** BEGIN Task data **

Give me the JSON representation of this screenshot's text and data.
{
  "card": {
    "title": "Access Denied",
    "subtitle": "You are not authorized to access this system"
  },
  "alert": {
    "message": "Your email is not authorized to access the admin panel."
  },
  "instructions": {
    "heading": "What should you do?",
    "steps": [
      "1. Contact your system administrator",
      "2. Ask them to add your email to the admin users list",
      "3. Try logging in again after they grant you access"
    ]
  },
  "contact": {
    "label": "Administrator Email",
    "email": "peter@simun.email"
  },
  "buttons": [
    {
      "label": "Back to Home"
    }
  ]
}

** END Task data **
** BEGIN Task data **

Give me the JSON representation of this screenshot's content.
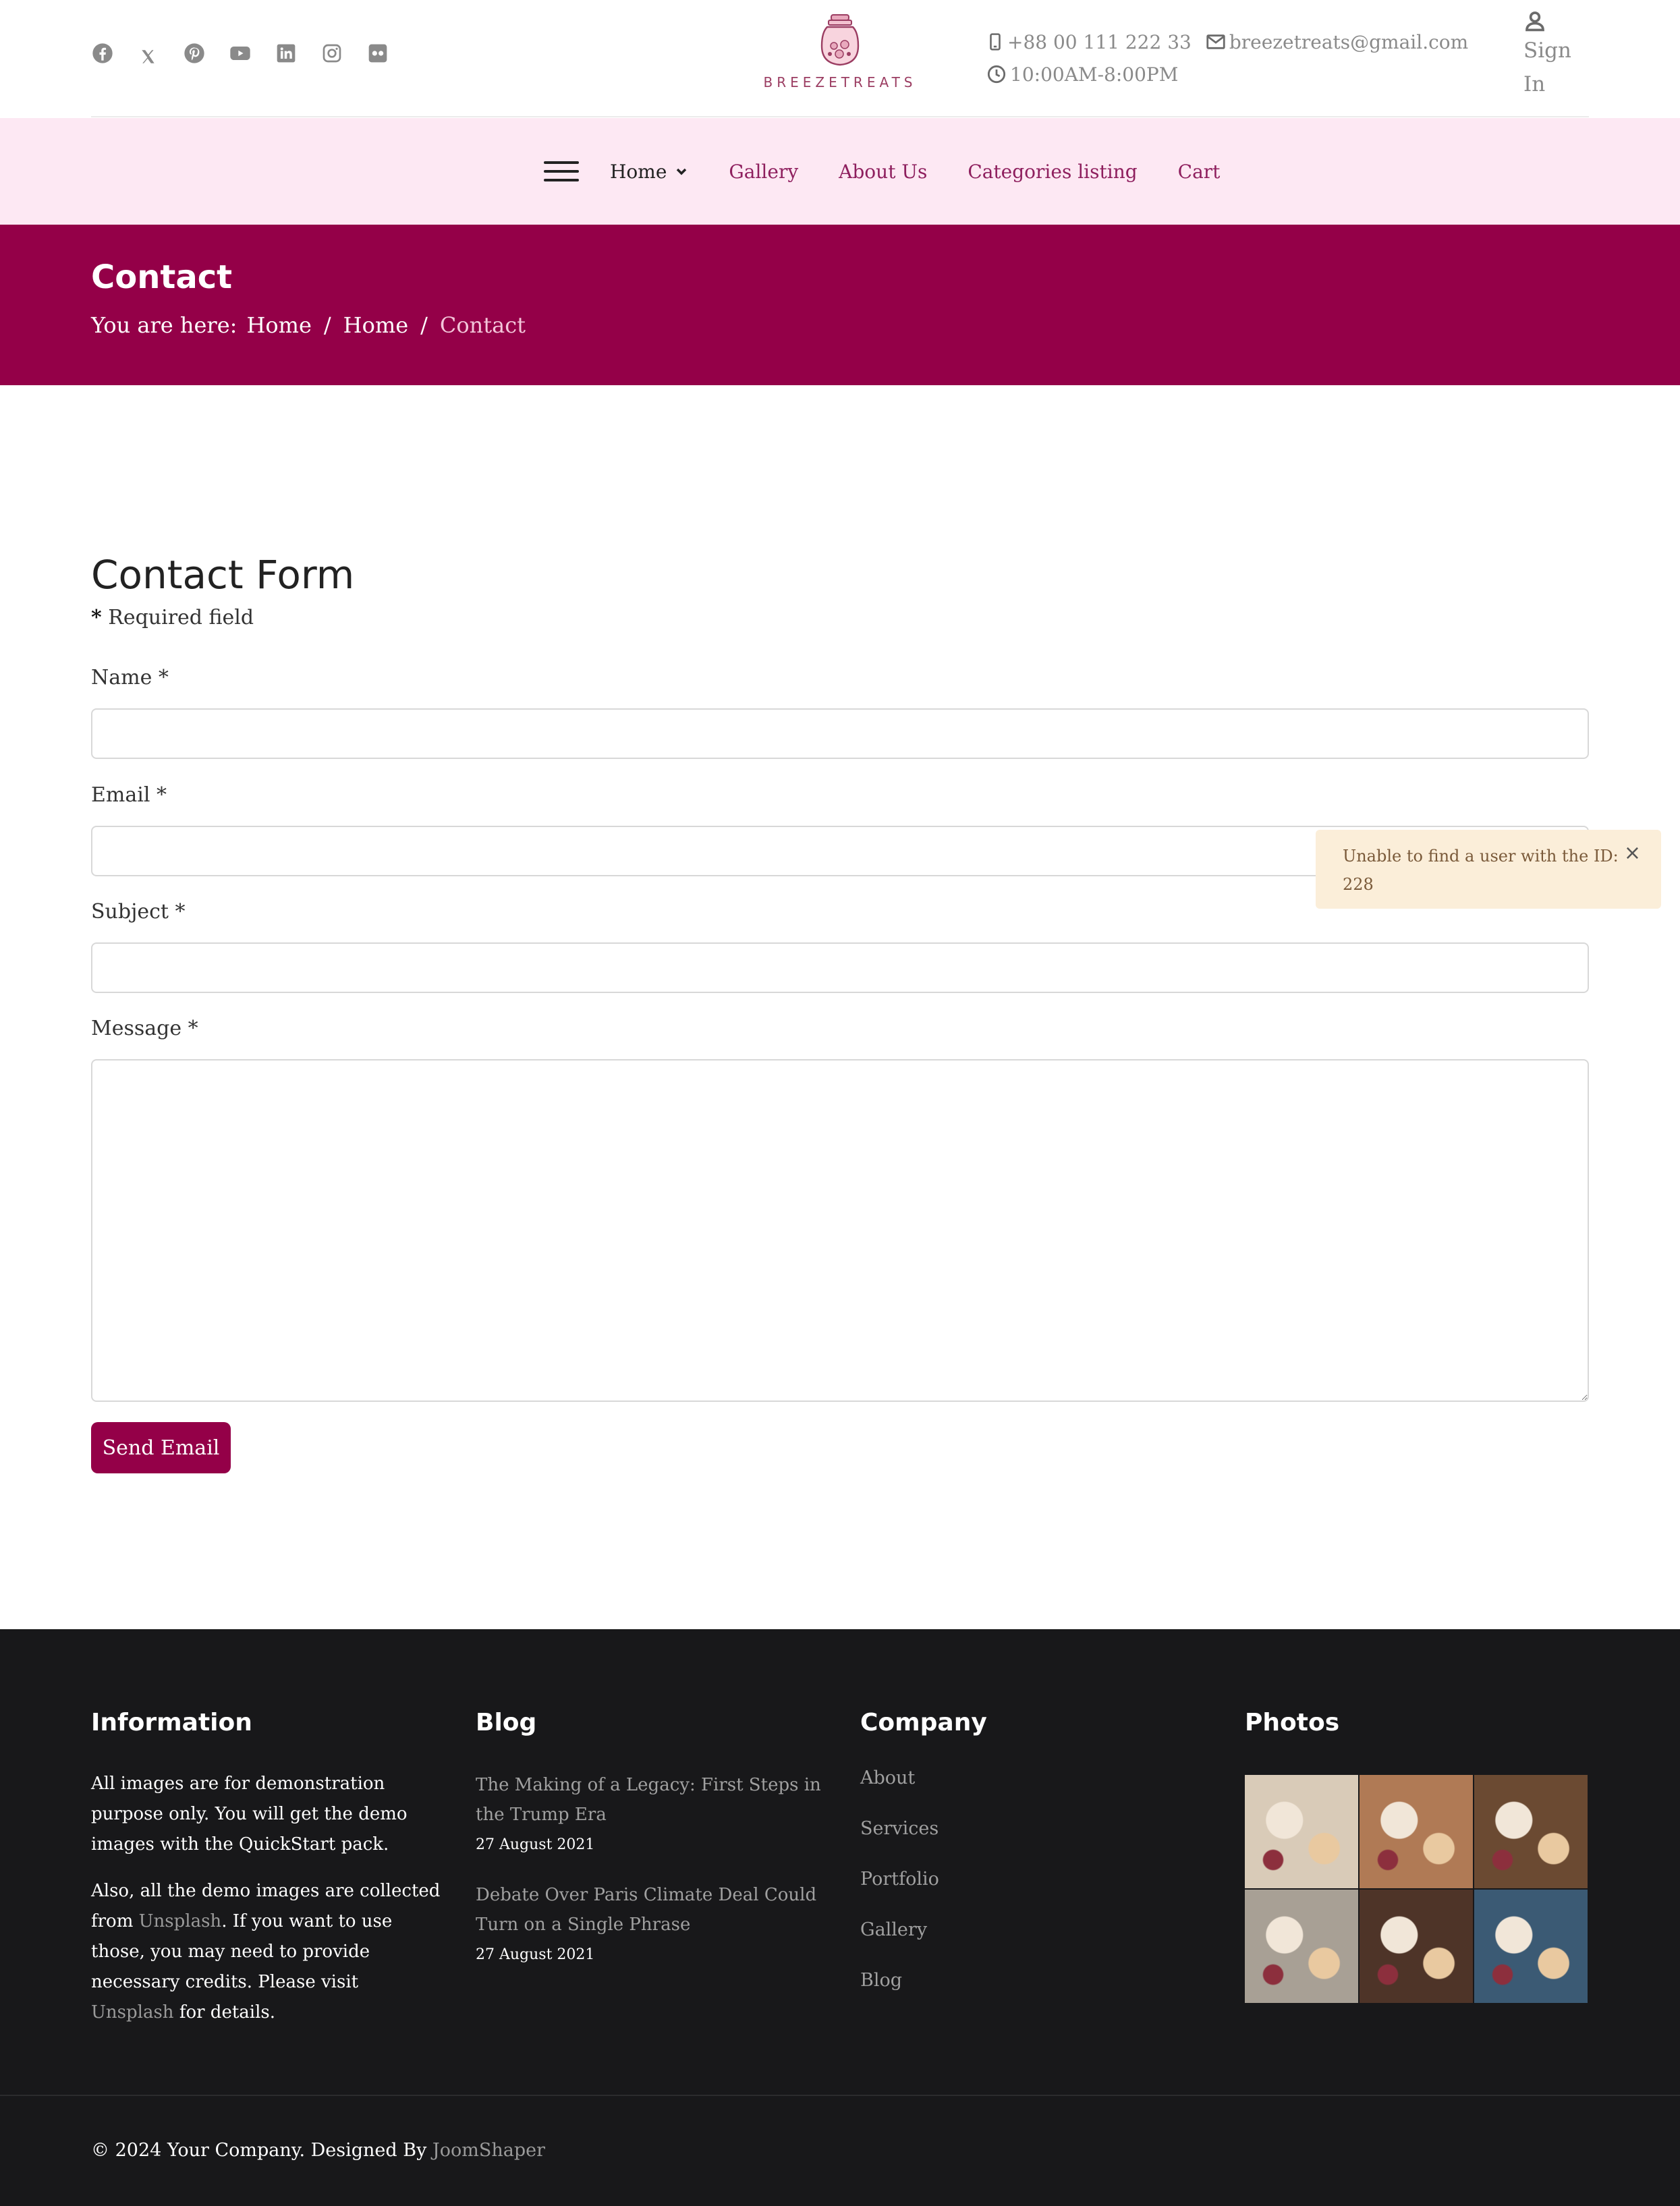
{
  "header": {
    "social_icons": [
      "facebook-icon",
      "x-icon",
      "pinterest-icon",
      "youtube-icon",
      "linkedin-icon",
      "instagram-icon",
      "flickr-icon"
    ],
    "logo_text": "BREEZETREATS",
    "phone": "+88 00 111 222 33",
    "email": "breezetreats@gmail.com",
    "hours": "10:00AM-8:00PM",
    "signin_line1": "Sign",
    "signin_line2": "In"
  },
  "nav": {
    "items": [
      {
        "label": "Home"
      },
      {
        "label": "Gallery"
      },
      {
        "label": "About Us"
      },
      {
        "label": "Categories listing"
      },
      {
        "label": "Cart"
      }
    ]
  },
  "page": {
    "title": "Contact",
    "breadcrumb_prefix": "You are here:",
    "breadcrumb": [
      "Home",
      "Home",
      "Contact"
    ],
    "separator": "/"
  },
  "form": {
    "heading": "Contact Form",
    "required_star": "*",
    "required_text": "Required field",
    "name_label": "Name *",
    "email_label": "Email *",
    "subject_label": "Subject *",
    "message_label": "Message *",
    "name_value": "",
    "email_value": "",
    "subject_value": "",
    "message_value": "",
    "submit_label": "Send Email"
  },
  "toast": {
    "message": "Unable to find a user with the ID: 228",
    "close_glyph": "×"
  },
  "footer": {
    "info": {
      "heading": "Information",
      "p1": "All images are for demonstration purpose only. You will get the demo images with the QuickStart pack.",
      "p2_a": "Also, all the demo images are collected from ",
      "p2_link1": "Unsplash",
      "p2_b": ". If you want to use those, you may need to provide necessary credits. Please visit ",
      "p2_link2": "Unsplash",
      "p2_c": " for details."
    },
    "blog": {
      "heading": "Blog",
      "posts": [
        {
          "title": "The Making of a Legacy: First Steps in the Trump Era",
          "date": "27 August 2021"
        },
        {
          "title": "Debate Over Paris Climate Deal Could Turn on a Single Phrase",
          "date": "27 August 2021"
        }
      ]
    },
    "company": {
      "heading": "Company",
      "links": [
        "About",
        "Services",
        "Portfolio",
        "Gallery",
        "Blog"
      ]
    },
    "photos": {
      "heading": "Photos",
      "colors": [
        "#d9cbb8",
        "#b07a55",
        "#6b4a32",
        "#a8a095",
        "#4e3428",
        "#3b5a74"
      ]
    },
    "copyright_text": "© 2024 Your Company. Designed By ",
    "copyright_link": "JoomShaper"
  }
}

** END Task data **
** BEGIN Task data **

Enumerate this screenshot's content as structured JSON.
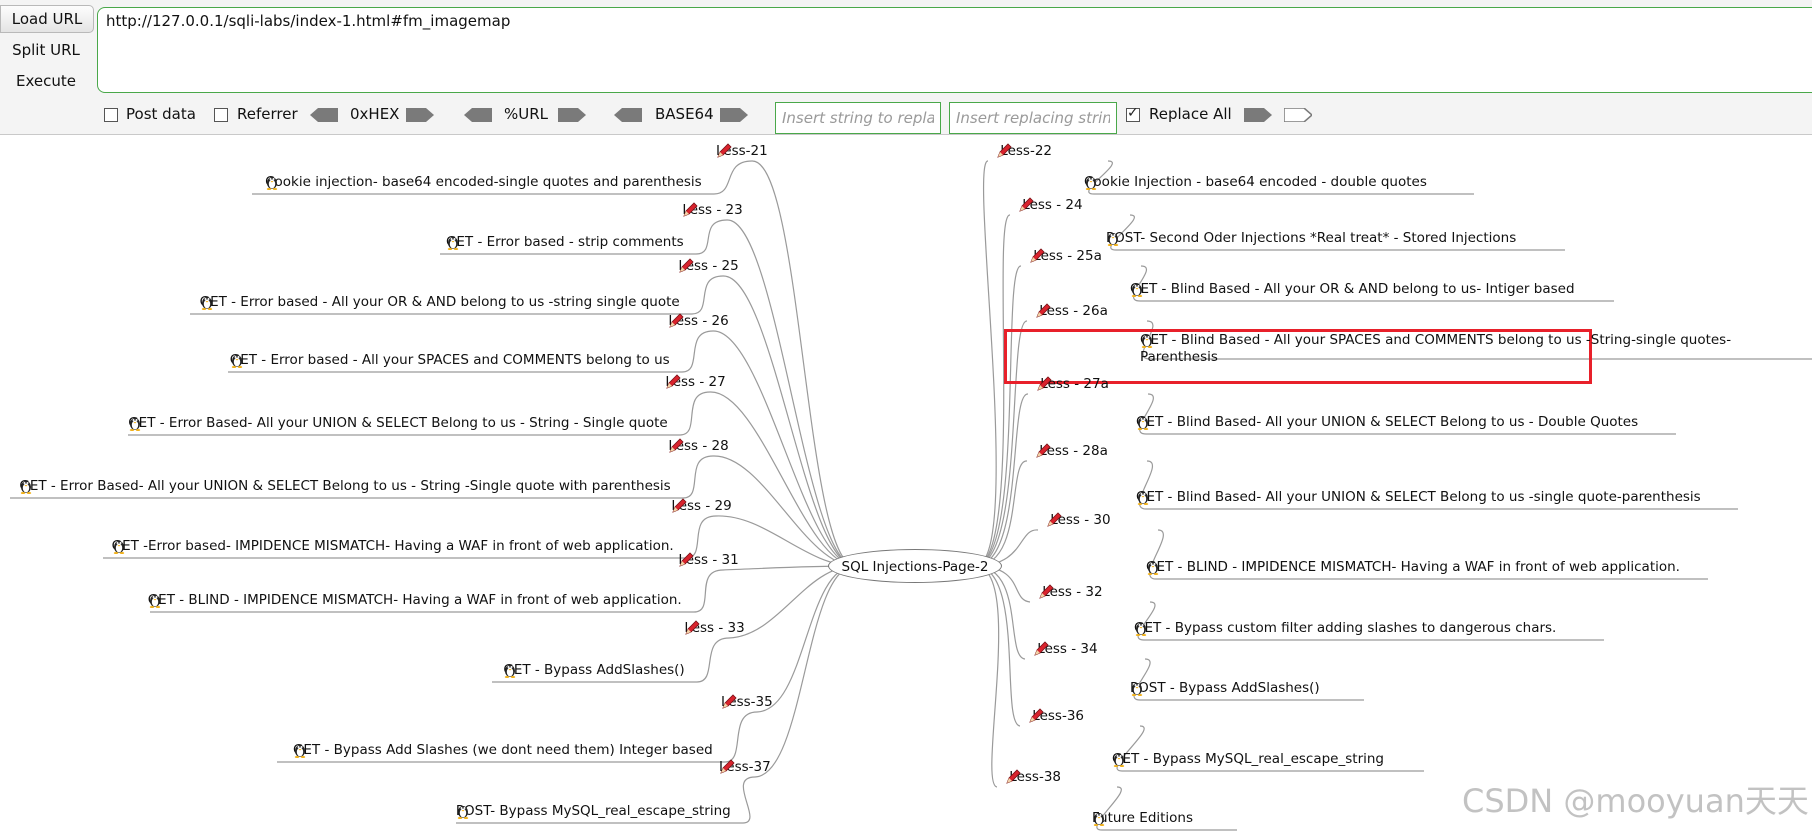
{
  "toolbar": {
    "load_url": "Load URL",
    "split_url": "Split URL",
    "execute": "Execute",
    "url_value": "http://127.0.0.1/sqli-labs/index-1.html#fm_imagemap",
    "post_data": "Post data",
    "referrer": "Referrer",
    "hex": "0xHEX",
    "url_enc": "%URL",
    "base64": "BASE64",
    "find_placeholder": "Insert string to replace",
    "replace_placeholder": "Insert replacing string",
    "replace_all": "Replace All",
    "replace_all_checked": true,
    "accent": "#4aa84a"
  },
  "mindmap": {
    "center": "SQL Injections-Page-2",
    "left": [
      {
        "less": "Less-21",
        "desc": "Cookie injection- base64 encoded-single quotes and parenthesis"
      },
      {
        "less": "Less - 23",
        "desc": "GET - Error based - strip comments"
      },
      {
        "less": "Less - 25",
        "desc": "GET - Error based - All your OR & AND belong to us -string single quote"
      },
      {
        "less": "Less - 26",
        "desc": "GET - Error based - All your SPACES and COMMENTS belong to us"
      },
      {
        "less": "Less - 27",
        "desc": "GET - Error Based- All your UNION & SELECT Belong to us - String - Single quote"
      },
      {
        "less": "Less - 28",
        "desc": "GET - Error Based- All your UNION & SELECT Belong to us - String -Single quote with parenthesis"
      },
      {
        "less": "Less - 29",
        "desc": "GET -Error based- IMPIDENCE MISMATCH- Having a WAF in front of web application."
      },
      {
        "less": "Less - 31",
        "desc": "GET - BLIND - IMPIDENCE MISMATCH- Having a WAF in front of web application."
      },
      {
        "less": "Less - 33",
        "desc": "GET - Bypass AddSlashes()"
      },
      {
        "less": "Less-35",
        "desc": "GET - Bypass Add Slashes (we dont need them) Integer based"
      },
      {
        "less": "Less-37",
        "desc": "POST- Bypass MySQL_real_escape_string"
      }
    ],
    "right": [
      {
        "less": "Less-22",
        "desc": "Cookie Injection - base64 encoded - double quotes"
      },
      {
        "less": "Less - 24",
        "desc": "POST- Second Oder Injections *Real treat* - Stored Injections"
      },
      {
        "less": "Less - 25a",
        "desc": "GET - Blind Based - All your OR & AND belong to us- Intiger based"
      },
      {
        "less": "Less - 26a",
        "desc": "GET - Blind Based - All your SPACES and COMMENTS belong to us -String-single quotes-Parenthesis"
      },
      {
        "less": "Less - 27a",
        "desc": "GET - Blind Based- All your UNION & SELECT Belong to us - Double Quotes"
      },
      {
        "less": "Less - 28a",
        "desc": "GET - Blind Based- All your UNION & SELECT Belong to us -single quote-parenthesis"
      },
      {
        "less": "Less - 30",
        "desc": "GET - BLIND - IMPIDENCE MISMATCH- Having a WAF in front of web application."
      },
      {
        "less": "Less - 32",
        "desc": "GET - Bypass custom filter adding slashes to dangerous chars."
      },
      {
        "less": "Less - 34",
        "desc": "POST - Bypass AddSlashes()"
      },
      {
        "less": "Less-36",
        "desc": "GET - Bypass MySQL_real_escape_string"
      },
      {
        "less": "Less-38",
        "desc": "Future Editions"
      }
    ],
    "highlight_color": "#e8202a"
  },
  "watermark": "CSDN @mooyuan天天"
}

** END Task data **

Select from the material above each line in which the string "system" appears, and list those lines.

    "subtitle": "You are not authorized to access this system"
      "1. Contact your system administrator",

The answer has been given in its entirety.